:: EXERCISE DIRECTIONS ::
The reply should contain every entry exactly as given, with no pictures in it.
========================================
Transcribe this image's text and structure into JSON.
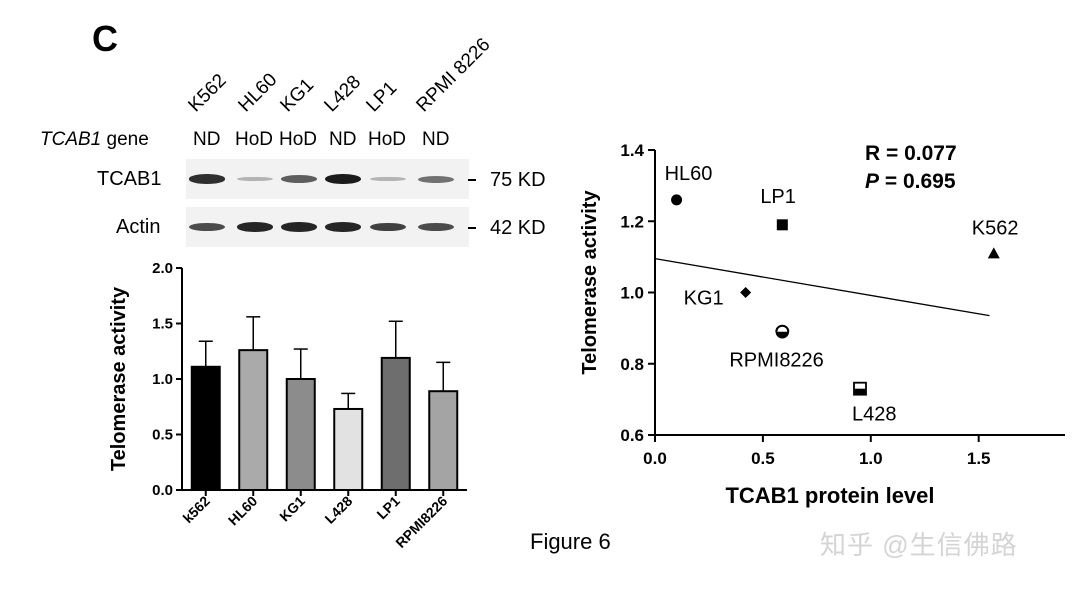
{
  "panel_letter": "C",
  "figure_caption": "Figure 6",
  "watermark": "知乎 @生信佛路",
  "western_blot": {
    "lanes": [
      {
        "name": "K562",
        "genotype": "ND"
      },
      {
        "name": "HL60",
        "genotype": "HoD"
      },
      {
        "name": "KG1",
        "genotype": "HoD"
      },
      {
        "name": "L428",
        "genotype": "ND"
      },
      {
        "name": "LP1",
        "genotype": "HoD"
      },
      {
        "name": "RPMI 8226",
        "genotype": "ND"
      }
    ],
    "gene_label_italic": "TCAB1",
    "gene_label_rest": " gene",
    "rows": [
      {
        "name": "TCAB1",
        "size": "75 KD",
        "band_intensity": [
          0.85,
          0.15,
          0.6,
          0.95,
          0.15,
          0.5
        ]
      },
      {
        "name": "Actin",
        "size": "42 KD",
        "band_intensity": [
          0.7,
          0.9,
          0.9,
          0.9,
          0.75,
          0.7
        ]
      }
    ]
  },
  "chart_data": [
    {
      "type": "bar",
      "ylabel": "Telomerase activity",
      "xlabel": "",
      "ylim": [
        0,
        2.0
      ],
      "yticks": [
        "0.0",
        "0.5",
        "1.0",
        "1.5",
        "2.0"
      ],
      "categories": [
        "k562",
        "HL60",
        "KG1",
        "L428",
        "LP1",
        "RPMI8226"
      ],
      "values": [
        1.11,
        1.26,
        1.0,
        0.73,
        1.19,
        0.89
      ],
      "errors": [
        0.23,
        0.3,
        0.27,
        0.14,
        0.33,
        0.26
      ],
      "colors": [
        "#000000",
        "#aaaaaa",
        "#8c8c8c",
        "#e2e2e2",
        "#6e6e6e",
        "#a4a4a4"
      ]
    },
    {
      "type": "scatter",
      "xlabel": "TCAB1 protein level",
      "ylabel": "Telomerase activity",
      "xlim": [
        0,
        1.9
      ],
      "ylim": [
        0.6,
        1.4
      ],
      "xticks": [
        "0.0",
        "0.5",
        "1.0",
        "1.5"
      ],
      "yticks": [
        "0.6",
        "0.8",
        "1.0",
        "1.2",
        "1.4"
      ],
      "points": [
        {
          "label": "HL60",
          "x": 0.1,
          "y": 1.26,
          "marker": "circle"
        },
        {
          "label": "LP1",
          "x": 0.59,
          "y": 1.19,
          "marker": "square"
        },
        {
          "label": "K562",
          "x": 1.57,
          "y": 1.11,
          "marker": "triangle"
        },
        {
          "label": "KG1",
          "x": 0.42,
          "y": 1.0,
          "marker": "diamond"
        },
        {
          "label": "RPMI8226",
          "x": 0.59,
          "y": 0.89,
          "marker": "half-circle"
        },
        {
          "label": "L428",
          "x": 0.95,
          "y": 0.73,
          "marker": "half-square"
        }
      ],
      "trendline": {
        "x": [
          0.0,
          1.55
        ],
        "y": [
          1.095,
          0.935
        ]
      },
      "annotation_r": "R = 0.077",
      "annotation_p_label": "P",
      "annotation_p_value": " = 0.695"
    }
  ]
}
========================================
:: EXPECTED OUTPUT ::
Transcribe this image's text and structure into JSON.
{
  "panel_letter": "C",
  "figure_caption": "Figure 6",
  "watermark": "知乎 @生信佛路",
  "western_blot": {
    "lanes": [
      {
        "name": "K562",
        "genotype": "ND"
      },
      {
        "name": "HL60",
        "genotype": "HoD"
      },
      {
        "name": "KG1",
        "genotype": "HoD"
      },
      {
        "name": "L428",
        "genotype": "ND"
      },
      {
        "name": "LP1",
        "genotype": "HoD"
      },
      {
        "name": "RPMI 8226",
        "genotype": "ND"
      }
    ],
    "gene_label_italic": "TCAB1",
    "gene_label_rest": " gene",
    "rows": [
      {
        "name": "TCAB1",
        "size": "75 KD",
        "band_intensity": [
          0.85,
          0.15,
          0.6,
          0.95,
          0.15,
          0.5
        ]
      },
      {
        "name": "Actin",
        "size": "42 KD",
        "band_intensity": [
          0.7,
          0.9,
          0.9,
          0.9,
          0.75,
          0.7
        ]
      }
    ]
  },
  "chart_data": [
    {
      "type": "bar",
      "ylabel": "Telomerase activity",
      "xlabel": "",
      "ylim": [
        0,
        2.0
      ],
      "yticks": [
        "0.0",
        "0.5",
        "1.0",
        "1.5",
        "2.0"
      ],
      "categories": [
        "k562",
        "HL60",
        "KG1",
        "L428",
        "LP1",
        "RPMI8226"
      ],
      "values": [
        1.11,
        1.26,
        1.0,
        0.73,
        1.19,
        0.89
      ],
      "errors": [
        0.23,
        0.3,
        0.27,
        0.14,
        0.33,
        0.26
      ],
      "colors": [
        "#000000",
        "#aaaaaa",
        "#8c8c8c",
        "#e2e2e2",
        "#6e6e6e",
        "#a4a4a4"
      ]
    },
    {
      "type": "scatter",
      "xlabel": "TCAB1 protein level",
      "ylabel": "Telomerase activity",
      "xlim": [
        0,
        1.9
      ],
      "ylim": [
        0.6,
        1.4
      ],
      "xticks": [
        "0.0",
        "0.5",
        "1.0",
        "1.5"
      ],
      "yticks": [
        "0.6",
        "0.8",
        "1.0",
        "1.2",
        "1.4"
      ],
      "points": [
        {
          "label": "HL60",
          "x": 0.1,
          "y": 1.26,
          "marker": "circle"
        },
        {
          "label": "LP1",
          "x": 0.59,
          "y": 1.19,
          "marker": "square"
        },
        {
          "label": "K562",
          "x": 1.57,
          "y": 1.11,
          "marker": "triangle"
        },
        {
          "label": "KG1",
          "x": 0.42,
          "y": 1.0,
          "marker": "diamond"
        },
        {
          "label": "RPMI8226",
          "x": 0.59,
          "y": 0.89,
          "marker": "half-circle"
        },
        {
          "label": "L428",
          "x": 0.95,
          "y": 0.73,
          "marker": "half-square"
        }
      ],
      "trendline": {
        "x": [
          0.0,
          1.55
        ],
        "y": [
          1.095,
          0.935
        ]
      },
      "annotation_r": "R = 0.077",
      "annotation_p_label": "P",
      "annotation_p_value": " = 0.695"
    }
  ]
}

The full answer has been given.